▸ **Aim**:
Show all lines of the listing that hold the word "Confirmed".
══ Data section ══
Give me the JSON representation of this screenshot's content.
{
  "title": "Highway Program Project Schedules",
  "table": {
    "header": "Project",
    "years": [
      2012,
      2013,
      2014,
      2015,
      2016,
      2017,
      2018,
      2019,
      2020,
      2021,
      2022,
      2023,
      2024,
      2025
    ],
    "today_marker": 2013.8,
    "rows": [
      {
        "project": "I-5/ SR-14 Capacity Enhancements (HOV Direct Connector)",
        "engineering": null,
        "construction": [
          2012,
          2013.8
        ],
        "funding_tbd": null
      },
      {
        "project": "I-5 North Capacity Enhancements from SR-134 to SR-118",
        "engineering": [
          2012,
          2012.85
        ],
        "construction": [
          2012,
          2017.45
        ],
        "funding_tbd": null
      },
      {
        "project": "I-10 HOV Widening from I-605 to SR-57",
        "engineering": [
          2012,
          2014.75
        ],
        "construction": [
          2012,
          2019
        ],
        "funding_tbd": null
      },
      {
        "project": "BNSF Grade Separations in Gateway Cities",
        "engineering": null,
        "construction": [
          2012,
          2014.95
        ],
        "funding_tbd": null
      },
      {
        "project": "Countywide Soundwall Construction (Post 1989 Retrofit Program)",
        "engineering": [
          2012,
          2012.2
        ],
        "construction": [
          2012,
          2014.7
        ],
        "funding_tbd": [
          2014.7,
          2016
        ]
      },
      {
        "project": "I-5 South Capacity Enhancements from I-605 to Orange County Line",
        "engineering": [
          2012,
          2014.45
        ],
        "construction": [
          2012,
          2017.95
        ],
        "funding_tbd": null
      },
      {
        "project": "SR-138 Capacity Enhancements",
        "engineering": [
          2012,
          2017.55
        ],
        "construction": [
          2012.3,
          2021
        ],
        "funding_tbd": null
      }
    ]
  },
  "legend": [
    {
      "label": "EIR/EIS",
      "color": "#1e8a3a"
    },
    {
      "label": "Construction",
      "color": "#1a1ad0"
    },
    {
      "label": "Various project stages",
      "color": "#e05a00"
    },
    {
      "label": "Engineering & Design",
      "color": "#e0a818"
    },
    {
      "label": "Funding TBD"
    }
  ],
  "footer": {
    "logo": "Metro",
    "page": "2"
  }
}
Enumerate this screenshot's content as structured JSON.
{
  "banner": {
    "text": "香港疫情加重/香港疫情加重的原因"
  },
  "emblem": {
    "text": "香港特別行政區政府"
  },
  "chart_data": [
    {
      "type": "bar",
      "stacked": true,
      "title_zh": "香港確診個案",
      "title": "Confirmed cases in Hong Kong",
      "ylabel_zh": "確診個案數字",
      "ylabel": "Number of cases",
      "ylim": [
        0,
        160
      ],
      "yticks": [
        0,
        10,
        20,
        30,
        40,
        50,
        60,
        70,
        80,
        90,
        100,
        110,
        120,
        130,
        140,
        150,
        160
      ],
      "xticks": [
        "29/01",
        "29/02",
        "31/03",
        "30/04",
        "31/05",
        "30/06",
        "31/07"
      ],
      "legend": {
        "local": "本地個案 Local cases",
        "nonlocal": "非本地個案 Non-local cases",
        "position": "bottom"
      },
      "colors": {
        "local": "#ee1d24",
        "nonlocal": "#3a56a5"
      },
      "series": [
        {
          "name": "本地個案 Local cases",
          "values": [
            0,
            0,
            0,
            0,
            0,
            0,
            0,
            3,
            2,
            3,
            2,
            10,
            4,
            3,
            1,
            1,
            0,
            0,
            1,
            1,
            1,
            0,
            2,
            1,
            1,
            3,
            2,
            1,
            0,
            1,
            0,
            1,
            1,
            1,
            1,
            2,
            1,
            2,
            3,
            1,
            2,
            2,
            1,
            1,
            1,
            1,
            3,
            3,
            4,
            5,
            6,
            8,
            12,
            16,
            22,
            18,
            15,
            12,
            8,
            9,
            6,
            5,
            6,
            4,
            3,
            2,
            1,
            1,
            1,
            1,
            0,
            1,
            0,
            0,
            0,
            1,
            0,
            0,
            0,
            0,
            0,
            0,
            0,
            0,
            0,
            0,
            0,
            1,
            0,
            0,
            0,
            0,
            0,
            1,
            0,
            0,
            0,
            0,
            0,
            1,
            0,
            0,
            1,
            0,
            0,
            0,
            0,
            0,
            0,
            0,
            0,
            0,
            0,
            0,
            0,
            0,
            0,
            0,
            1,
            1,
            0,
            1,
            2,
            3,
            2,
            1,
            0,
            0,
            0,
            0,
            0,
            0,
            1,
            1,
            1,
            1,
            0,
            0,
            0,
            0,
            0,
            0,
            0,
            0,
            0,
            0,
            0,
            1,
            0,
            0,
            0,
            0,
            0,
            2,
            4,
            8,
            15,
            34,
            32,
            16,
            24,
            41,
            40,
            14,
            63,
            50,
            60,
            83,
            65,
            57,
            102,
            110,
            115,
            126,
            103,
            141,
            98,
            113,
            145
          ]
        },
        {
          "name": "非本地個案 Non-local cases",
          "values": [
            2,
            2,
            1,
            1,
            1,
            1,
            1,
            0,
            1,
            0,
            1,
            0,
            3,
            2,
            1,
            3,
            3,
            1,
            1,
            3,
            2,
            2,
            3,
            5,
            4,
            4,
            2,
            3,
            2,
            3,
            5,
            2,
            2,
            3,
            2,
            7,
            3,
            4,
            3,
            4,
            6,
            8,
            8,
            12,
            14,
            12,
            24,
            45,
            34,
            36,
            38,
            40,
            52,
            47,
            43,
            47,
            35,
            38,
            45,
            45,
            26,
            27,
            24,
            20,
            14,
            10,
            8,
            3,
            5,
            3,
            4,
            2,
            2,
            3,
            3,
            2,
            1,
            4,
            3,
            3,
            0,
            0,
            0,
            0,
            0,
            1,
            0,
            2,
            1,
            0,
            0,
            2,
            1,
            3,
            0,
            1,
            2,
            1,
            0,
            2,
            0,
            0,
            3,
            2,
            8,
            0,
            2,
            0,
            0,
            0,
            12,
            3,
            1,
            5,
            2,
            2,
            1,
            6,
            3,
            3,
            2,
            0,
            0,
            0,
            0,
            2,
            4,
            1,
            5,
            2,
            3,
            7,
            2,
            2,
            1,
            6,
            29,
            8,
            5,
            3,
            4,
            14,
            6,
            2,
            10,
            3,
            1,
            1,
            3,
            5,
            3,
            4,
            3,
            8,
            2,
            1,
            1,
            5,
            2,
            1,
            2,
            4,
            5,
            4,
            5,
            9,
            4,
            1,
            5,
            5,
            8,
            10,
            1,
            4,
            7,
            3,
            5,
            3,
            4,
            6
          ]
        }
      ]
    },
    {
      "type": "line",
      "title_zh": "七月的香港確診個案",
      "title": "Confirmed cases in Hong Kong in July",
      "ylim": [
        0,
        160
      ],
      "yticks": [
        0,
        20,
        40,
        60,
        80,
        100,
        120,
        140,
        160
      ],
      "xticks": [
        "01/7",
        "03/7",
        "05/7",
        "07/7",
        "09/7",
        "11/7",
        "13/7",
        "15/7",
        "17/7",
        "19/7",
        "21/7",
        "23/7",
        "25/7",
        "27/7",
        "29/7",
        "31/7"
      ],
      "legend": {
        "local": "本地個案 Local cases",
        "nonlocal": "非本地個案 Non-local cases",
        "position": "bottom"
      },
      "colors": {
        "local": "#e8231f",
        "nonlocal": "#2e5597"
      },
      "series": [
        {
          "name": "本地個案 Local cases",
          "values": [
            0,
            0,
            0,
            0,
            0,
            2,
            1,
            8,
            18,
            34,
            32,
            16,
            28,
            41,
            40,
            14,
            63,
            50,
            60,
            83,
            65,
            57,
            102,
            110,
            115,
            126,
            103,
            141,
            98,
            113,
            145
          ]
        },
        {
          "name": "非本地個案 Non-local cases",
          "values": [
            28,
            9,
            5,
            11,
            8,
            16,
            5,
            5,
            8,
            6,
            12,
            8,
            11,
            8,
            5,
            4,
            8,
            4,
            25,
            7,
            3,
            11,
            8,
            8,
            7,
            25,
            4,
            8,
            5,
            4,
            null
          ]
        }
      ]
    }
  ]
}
═══
▸ **Output of the task**:
      "title": "Confirmed cases in Hong Kong",
      "title": "Confirmed cases in Hong Kong in July",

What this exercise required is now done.